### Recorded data
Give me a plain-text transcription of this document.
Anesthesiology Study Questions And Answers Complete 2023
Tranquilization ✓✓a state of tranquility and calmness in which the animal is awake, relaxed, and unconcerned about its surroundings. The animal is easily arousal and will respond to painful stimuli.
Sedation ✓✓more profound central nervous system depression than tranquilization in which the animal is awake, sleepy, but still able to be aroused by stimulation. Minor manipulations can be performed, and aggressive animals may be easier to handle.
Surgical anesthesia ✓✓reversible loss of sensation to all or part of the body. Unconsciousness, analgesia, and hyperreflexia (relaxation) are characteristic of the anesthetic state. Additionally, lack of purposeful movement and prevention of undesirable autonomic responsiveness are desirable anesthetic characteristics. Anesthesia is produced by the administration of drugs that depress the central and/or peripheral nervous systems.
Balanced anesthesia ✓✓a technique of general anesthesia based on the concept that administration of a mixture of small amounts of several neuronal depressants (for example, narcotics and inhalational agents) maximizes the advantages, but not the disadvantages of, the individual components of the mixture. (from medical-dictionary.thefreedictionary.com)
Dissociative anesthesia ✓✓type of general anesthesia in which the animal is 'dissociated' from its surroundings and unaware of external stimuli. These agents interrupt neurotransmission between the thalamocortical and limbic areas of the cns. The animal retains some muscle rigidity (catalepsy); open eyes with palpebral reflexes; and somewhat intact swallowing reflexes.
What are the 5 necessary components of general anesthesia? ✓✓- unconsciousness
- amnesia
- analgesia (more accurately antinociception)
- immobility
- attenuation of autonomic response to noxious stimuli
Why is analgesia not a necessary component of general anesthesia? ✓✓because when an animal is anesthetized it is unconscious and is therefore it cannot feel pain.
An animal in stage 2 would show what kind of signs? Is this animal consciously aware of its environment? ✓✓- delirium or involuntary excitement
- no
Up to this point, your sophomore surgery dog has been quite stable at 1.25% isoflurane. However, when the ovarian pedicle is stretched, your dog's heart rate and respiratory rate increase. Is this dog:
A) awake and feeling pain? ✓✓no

### WHAT IS REQUIRED
Extract the full listing above without alteration.

### EXPECTED ANSWER
Give me a plain-text transcription of this document.
Anesthesiology Study Questions And Answers Complete 2023
Tranquilization ✓✓a state of tranquility and calmness in which the animal is awake, relaxed, and unconcerned about its surroundings. The animal is easily arousal and will respond to painful stimuli.
Sedation ✓✓more profound central nervous system depression than tranquilization in which the animal is awake, sleepy, but still able to be aroused by stimulation. Minor manipulations can be performed, and aggressive animals may be easier to handle.
Surgical anesthesia ✓✓reversible loss of sensation to all or part of the body. Unconsciousness, analgesia, and hyperreflexia (relaxation) are characteristic of the anesthetic state. Additionally, lack of purposeful movement and prevention of undesirable autonomic responsiveness are desirable anesthetic characteristics. Anesthesia is produced by the administration of drugs that depress the central and/or peripheral nervous systems.
Balanced anesthesia ✓✓a technique of general anesthesia based on the concept that administration of a mixture of small amounts of several neuronal depressants (for example, narcotics and inhalational agents) maximizes the advantages, but not the disadvantages of, the individual components of the mixture. (from medical-dictionary.thefreedictionary.com)
Dissociative anesthesia ✓✓type of general anesthesia in which the animal is 'dissociated' from its surroundings and unaware of external stimuli. These agents interrupt neurotransmission between the thalamocortical and limbic areas of the cns. The animal retains some muscle rigidity (catalepsy); open eyes with palpebral reflexes; and somewhat intact swallowing reflexes.
What are the 5 necessary components of general anesthesia? ✓✓- unconsciousness
- amnesia
- analgesia (more accurately antinociception)
- immobility
- attenuation of autonomic response to noxious stimuli
Why is analgesia not a necessary component of general anesthesia? ✓✓because when an animal is anesthetized it is unconscious and is therefore it cannot feel pain.
An animal in stage 2 would show what kind of signs? Is this animal consciously aware of its environment? ✓✓- delirium or involuntary excitement
- no
Up to this point, your sophomore surgery dog has been quite stable at 1.25% isoflurane. However, when the ovarian pedicle is stretched, your dog's heart rate and respiratory rate increase. Is this dog:
A) awake and feeling pain? ✓✓no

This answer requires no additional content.